◆ Problem to work on: Report how many lines include the word "this", and nothing besides that number.

◆ Data listing:
------------------------------------------------------------------------

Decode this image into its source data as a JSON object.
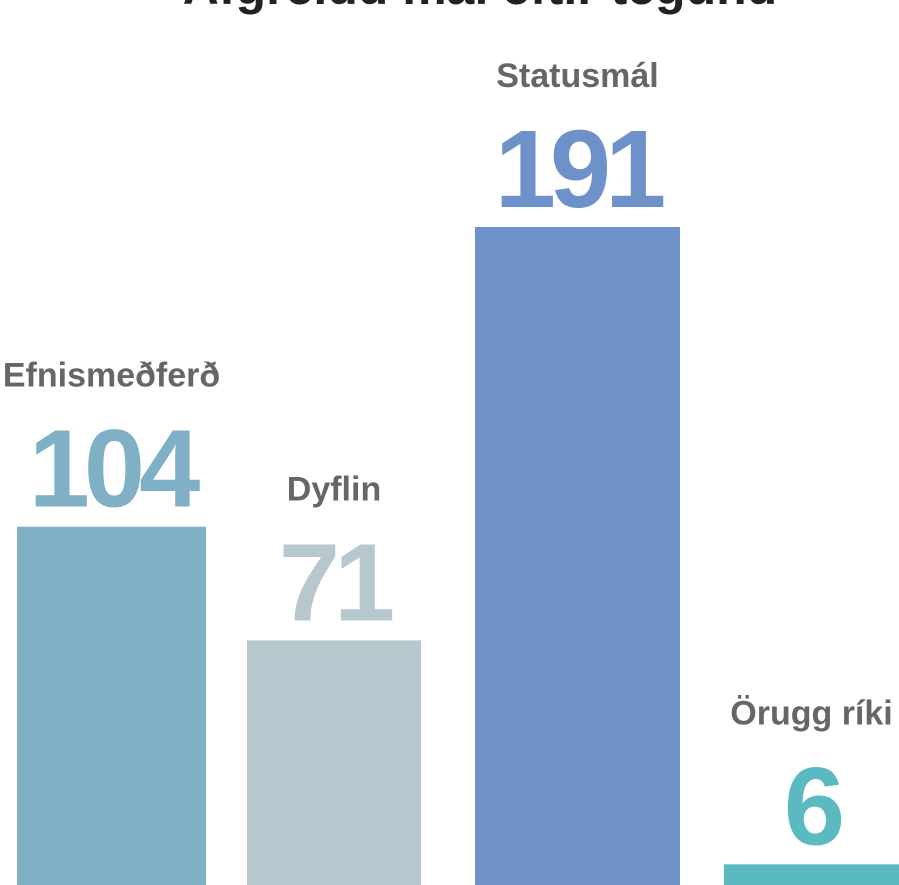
{
  "chart_data": {
    "type": "bar",
    "title": "Afgreidd mál eftir tegund",
    "categories": [
      "Efnismeðferð",
      "Dyflin",
      "Statusmál",
      "Örugg ríki"
    ],
    "values": [
      104,
      71,
      191,
      6
    ],
    "colors": [
      "#7fb0c6",
      "#b7c7ce",
      "#6d91c8",
      "#5bb9c2"
    ]
  }
}
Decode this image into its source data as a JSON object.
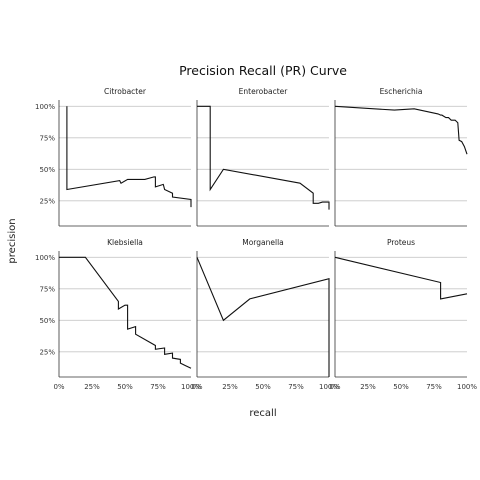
{
  "chart_data": {
    "type": "line",
    "title": "Precision Recall (PR) Curve",
    "xlabel": "recall",
    "ylabel": "precision",
    "xlim": [
      0,
      1
    ],
    "ylim": [
      0.05,
      1.05
    ],
    "x_ticks": [
      0,
      0.25,
      0.5,
      0.75,
      1
    ],
    "x_tick_labels": [
      "0%",
      "25%",
      "50%",
      "75%",
      "100%"
    ],
    "y_ticks": [
      0.25,
      0.5,
      0.75,
      1
    ],
    "y_tick_labels": [
      "25%",
      "50%",
      "75%",
      "100%"
    ],
    "grid": true,
    "legend": "none",
    "facets": [
      {
        "name": "Citrobacter",
        "x": [
          0.06,
          0.06,
          0.46,
          0.47,
          0.52,
          0.65,
          0.72,
          0.73,
          0.73,
          0.79,
          0.8,
          0.84,
          0.86,
          0.86,
          1.0,
          1.0
        ],
        "y": [
          1.0,
          0.34,
          0.41,
          0.39,
          0.42,
          0.42,
          0.44,
          0.44,
          0.36,
          0.38,
          0.34,
          0.32,
          0.31,
          0.28,
          0.26,
          0.2
        ]
      },
      {
        "name": "Enterobacter",
        "x": [
          0.0,
          0.1,
          0.1,
          0.2,
          0.78,
          0.88,
          0.88,
          0.92,
          0.95,
          1.0,
          1.0
        ],
        "y": [
          1.0,
          1.0,
          0.34,
          0.5,
          0.39,
          0.31,
          0.23,
          0.23,
          0.24,
          0.24,
          0.18
        ]
      },
      {
        "name": "Escherichia",
        "x": [
          0.0,
          0.45,
          0.6,
          0.78,
          0.8,
          0.81,
          0.84,
          0.86,
          0.88,
          0.91,
          0.92,
          0.93,
          0.94,
          0.96,
          0.98,
          1.0
        ],
        "y": [
          1.0,
          0.97,
          0.98,
          0.94,
          0.93,
          0.93,
          0.91,
          0.91,
          0.89,
          0.89,
          0.88,
          0.87,
          0.73,
          0.72,
          0.68,
          0.62
        ]
      },
      {
        "name": "Klebsiella",
        "x": [
          0.0,
          0.2,
          0.45,
          0.45,
          0.5,
          0.5,
          0.52,
          0.52,
          0.58,
          0.58,
          0.73,
          0.73,
          0.8,
          0.8,
          0.86,
          0.86,
          0.92,
          0.92,
          0.96,
          1.0
        ],
        "y": [
          1.0,
          1.0,
          0.65,
          0.59,
          0.62,
          0.62,
          0.62,
          0.43,
          0.45,
          0.39,
          0.3,
          0.27,
          0.28,
          0.23,
          0.24,
          0.2,
          0.19,
          0.16,
          0.14,
          0.12
        ]
      },
      {
        "name": "Morganella",
        "x": [
          0.0,
          0.2,
          0.4,
          1.0,
          1.0
        ],
        "y": [
          1.0,
          0.5,
          0.67,
          0.83,
          0.05
        ]
      },
      {
        "name": "Proteus",
        "x": [
          0.0,
          0.8,
          0.8,
          1.0
        ],
        "y": [
          1.0,
          0.8,
          0.67,
          0.71
        ]
      }
    ]
  }
}
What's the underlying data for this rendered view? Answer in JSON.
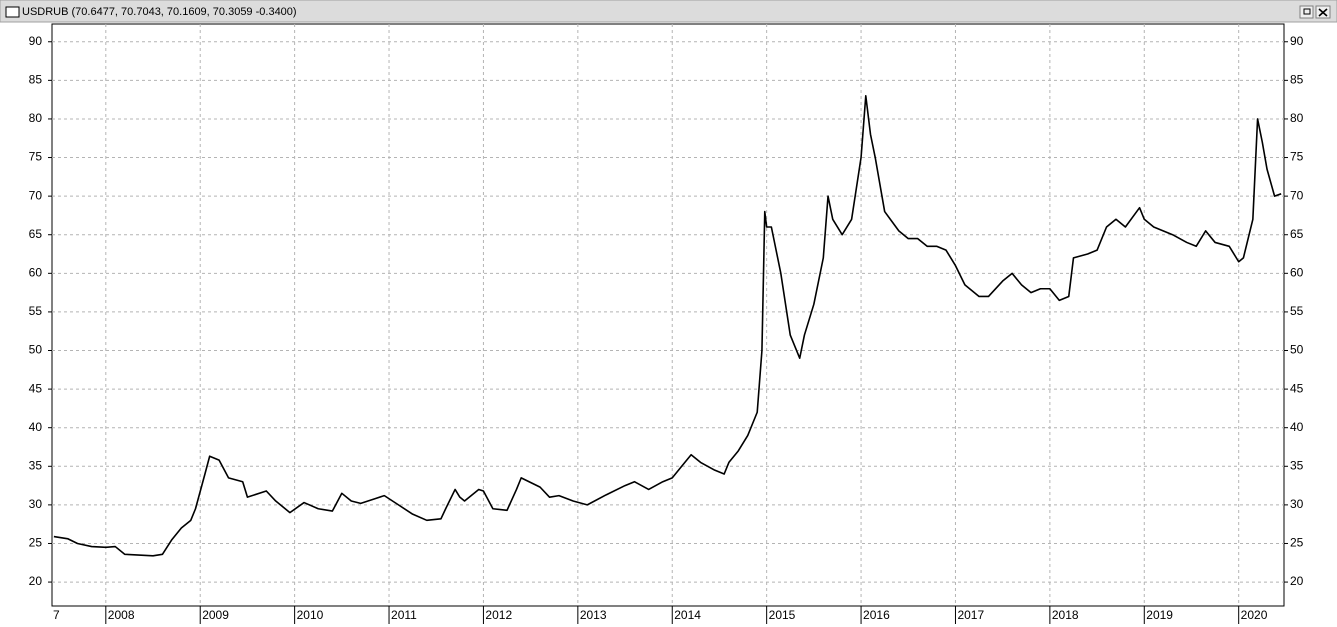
{
  "chart_data": {
    "type": "line",
    "title": "USDRUB (70.6477, 70.7043, 70.1609, 70.3059 -0.3400)",
    "clipped_label": "7",
    "color": "#000000",
    "grid": true,
    "xlim": [
      2007.43,
      2020.48
    ],
    "ylim": [
      16.9,
      92.3
    ],
    "xticks": [
      2008,
      2009,
      2010,
      2011,
      2012,
      2013,
      2014,
      2015,
      2016,
      2017,
      2018,
      2019,
      2020
    ],
    "yticks": [
      20,
      25,
      30,
      35,
      40,
      45,
      50,
      55,
      60,
      65,
      70,
      75,
      80,
      85,
      90
    ],
    "x": [
      2007.45,
      2007.6,
      2007.7,
      2007.85,
      2008.0,
      2008.1,
      2008.2,
      2008.35,
      2008.5,
      2008.6,
      2008.7,
      2008.8,
      2008.9,
      2008.95,
      2009.05,
      2009.1,
      2009.2,
      2009.3,
      2009.45,
      2009.5,
      2009.7,
      2009.8,
      2009.95,
      2010.1,
      2010.25,
      2010.4,
      2010.5,
      2010.6,
      2010.7,
      2010.85,
      2010.95,
      2011.1,
      2011.25,
      2011.4,
      2011.55,
      2011.6,
      2011.7,
      2011.75,
      2011.8,
      2011.95,
      2012.0,
      2012.1,
      2012.25,
      2012.35,
      2012.4,
      2012.6,
      2012.7,
      2012.8,
      2012.95,
      2013.1,
      2013.3,
      2013.5,
      2013.6,
      2013.75,
      2013.9,
      2014.0,
      2014.1,
      2014.2,
      2014.3,
      2014.45,
      2014.55,
      2014.6,
      2014.7,
      2014.8,
      2014.9,
      2014.95,
      2014.98,
      2015.0,
      2015.05,
      2015.15,
      2015.25,
      2015.35,
      2015.4,
      2015.5,
      2015.6,
      2015.65,
      2015.7,
      2015.8,
      2015.9,
      2016.0,
      2016.05,
      2016.1,
      2016.15,
      2016.25,
      2016.4,
      2016.5,
      2016.6,
      2016.7,
      2016.8,
      2016.9,
      2017.0,
      2017.1,
      2017.25,
      2017.35,
      2017.5,
      2017.6,
      2017.7,
      2017.8,
      2017.9,
      2018.0,
      2018.1,
      2018.2,
      2018.25,
      2018.4,
      2018.5,
      2018.6,
      2018.7,
      2018.8,
      2018.95,
      2019.0,
      2019.1,
      2019.3,
      2019.45,
      2019.55,
      2019.65,
      2019.75,
      2019.9,
      2020.0,
      2020.05,
      2020.15,
      2020.2,
      2020.25,
      2020.3,
      2020.38,
      2020.45
    ],
    "values": [
      25.9,
      25.6,
      25.0,
      24.6,
      24.5,
      24.6,
      23.6,
      23.5,
      23.4,
      23.6,
      25.5,
      27,
      28,
      29.5,
      34,
      36.3,
      35.8,
      33.5,
      33,
      31,
      31.8,
      30.5,
      29,
      30.3,
      29.5,
      29.2,
      31.5,
      30.5,
      30.2,
      30.8,
      31.2,
      30,
      28.8,
      28,
      28.2,
      29.5,
      32,
      31,
      30.5,
      32,
      31.8,
      29.5,
      29.3,
      32,
      33.5,
      32.3,
      31,
      31.2,
      30.5,
      30,
      31.3,
      32.5,
      33,
      32,
      33,
      33.5,
      35,
      36.5,
      35.5,
      34.5,
      34,
      35.5,
      37,
      39,
      42,
      50,
      68,
      66,
      66,
      60,
      52,
      49,
      52,
      56,
      62,
      70,
      67,
      65,
      67,
      75,
      83,
      78,
      75,
      68,
      65.5,
      64.5,
      64.5,
      63.5,
      63.5,
      63,
      61,
      58.5,
      57,
      57,
      59,
      60,
      58.5,
      57.5,
      58,
      58,
      56.5,
      57,
      62,
      62.5,
      63,
      66,
      67,
      66,
      68.5,
      67,
      66,
      65,
      64,
      63.5,
      65.5,
      64,
      63.5,
      61.5,
      62,
      67,
      80,
      77,
      73.5,
      70,
      70.3
    ]
  }
}
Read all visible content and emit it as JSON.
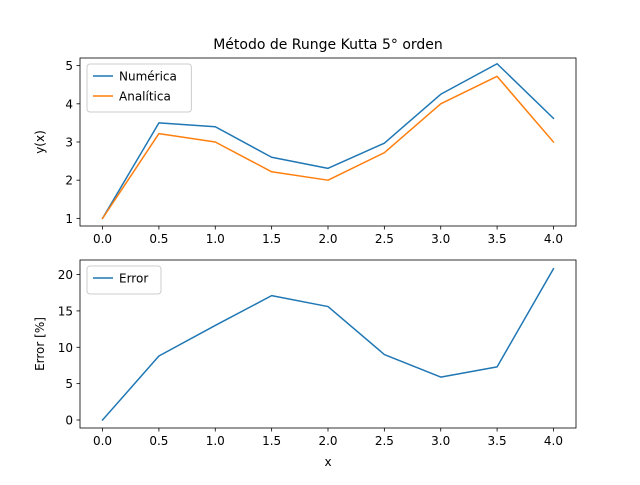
{
  "chart_data": [
    {
      "type": "line",
      "title": "Método de Runge Kutta 5° orden",
      "xlabel": "",
      "ylabel": "y(x)",
      "x": [
        0.0,
        0.5,
        1.0,
        1.5,
        2.0,
        2.5,
        3.0,
        3.5,
        4.0
      ],
      "xticks": [
        "0.0",
        "0.5",
        "1.0",
        "1.5",
        "2.0",
        "2.5",
        "3.0",
        "3.5",
        "4.0"
      ],
      "yticks": [
        "1",
        "2",
        "3",
        "4",
        "5"
      ],
      "xlim": [
        -0.2,
        4.2
      ],
      "ylim": [
        0.8,
        5.2
      ],
      "grid": false,
      "legend_position": "upper-left",
      "series": [
        {
          "name": "Numérica",
          "color": "#1f77b4",
          "values": [
            1.0,
            3.5,
            3.4,
            2.6,
            2.31,
            2.97,
            4.25,
            5.05,
            3.62
          ]
        },
        {
          "name": "Analítica",
          "color": "#ff7f0e",
          "values": [
            1.0,
            3.22,
            3.0,
            2.22,
            2.0,
            2.72,
            4.0,
            4.72,
            3.0
          ]
        }
      ]
    },
    {
      "type": "line",
      "title": "",
      "xlabel": "x",
      "ylabel": "Error [%]",
      "x": [
        0.0,
        0.5,
        1.0,
        1.5,
        2.0,
        2.5,
        3.0,
        3.5,
        4.0
      ],
      "xticks": [
        "0.0",
        "0.5",
        "1.0",
        "1.5",
        "2.0",
        "2.5",
        "3.0",
        "3.5",
        "4.0"
      ],
      "yticks": [
        "0",
        "5",
        "10",
        "15",
        "20"
      ],
      "xlim": [
        -0.2,
        4.2
      ],
      "ylim": [
        -1.1,
        22.0
      ],
      "grid": false,
      "legend_position": "upper-left",
      "series": [
        {
          "name": "Error",
          "color": "#1f77b4",
          "values": [
            0.0,
            8.8,
            13.0,
            17.1,
            15.6,
            9.0,
            5.9,
            7.3,
            20.8
          ]
        }
      ]
    }
  ]
}
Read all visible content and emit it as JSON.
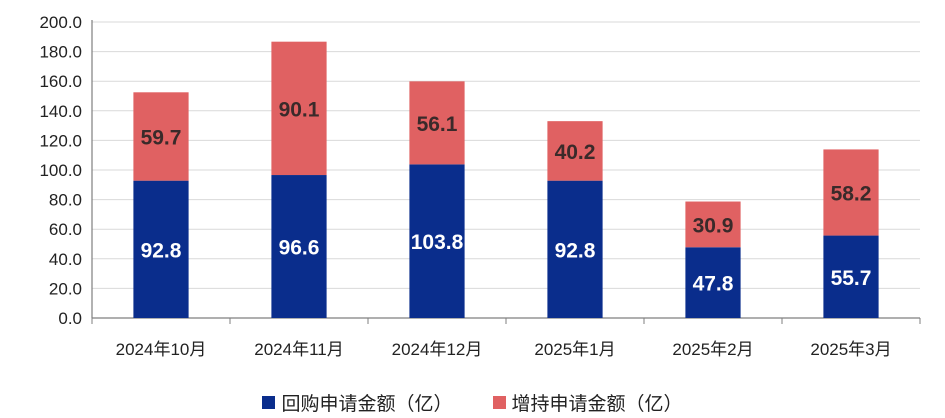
{
  "chart_data": {
    "type": "bar",
    "stacked": true,
    "categories": [
      "2024年10月",
      "2024年11月",
      "2024年12月",
      "2025年1月",
      "2025年2月",
      "2025年3月"
    ],
    "series": [
      {
        "name": "回购申请金额（亿）",
        "color": "#0a2d8c",
        "values": [
          92.8,
          96.6,
          103.8,
          92.8,
          47.8,
          55.7
        ],
        "labels": [
          "92.8",
          "96.6",
          "103.8",
          "92.8",
          "47.8",
          "55.7"
        ]
      },
      {
        "name": "增持申请金额（亿）",
        "color": "#e06162",
        "values": [
          59.7,
          90.1,
          56.1,
          40.2,
          30.9,
          58.2
        ],
        "labels": [
          "59.7",
          "90.1",
          "56.1",
          "40.2",
          "30.9",
          "58.2"
        ]
      }
    ],
    "yticks": [
      "0.0",
      "20.0",
      "40.0",
      "60.0",
      "80.0",
      "100.0",
      "120.0",
      "140.0",
      "160.0",
      "180.0",
      "200.0"
    ],
    "ylim": [
      0,
      200
    ],
    "grid": true,
    "legend_position": "bottom",
    "title": "",
    "xlabel": "",
    "ylabel": ""
  }
}
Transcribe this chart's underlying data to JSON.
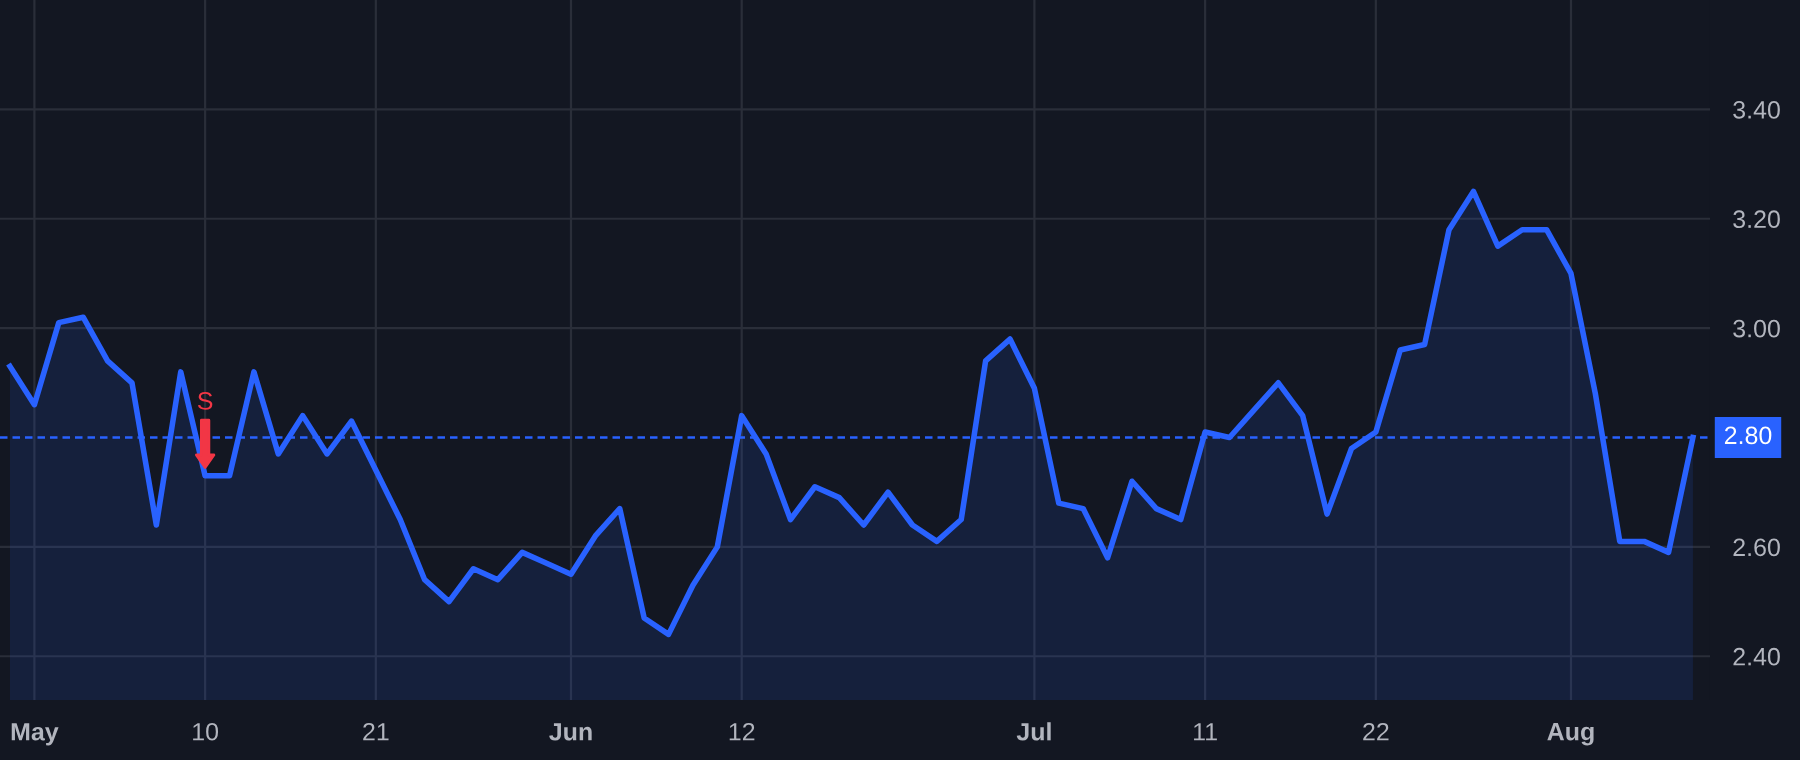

------------------------------------------------------------------------

◆ Finished exercise: 4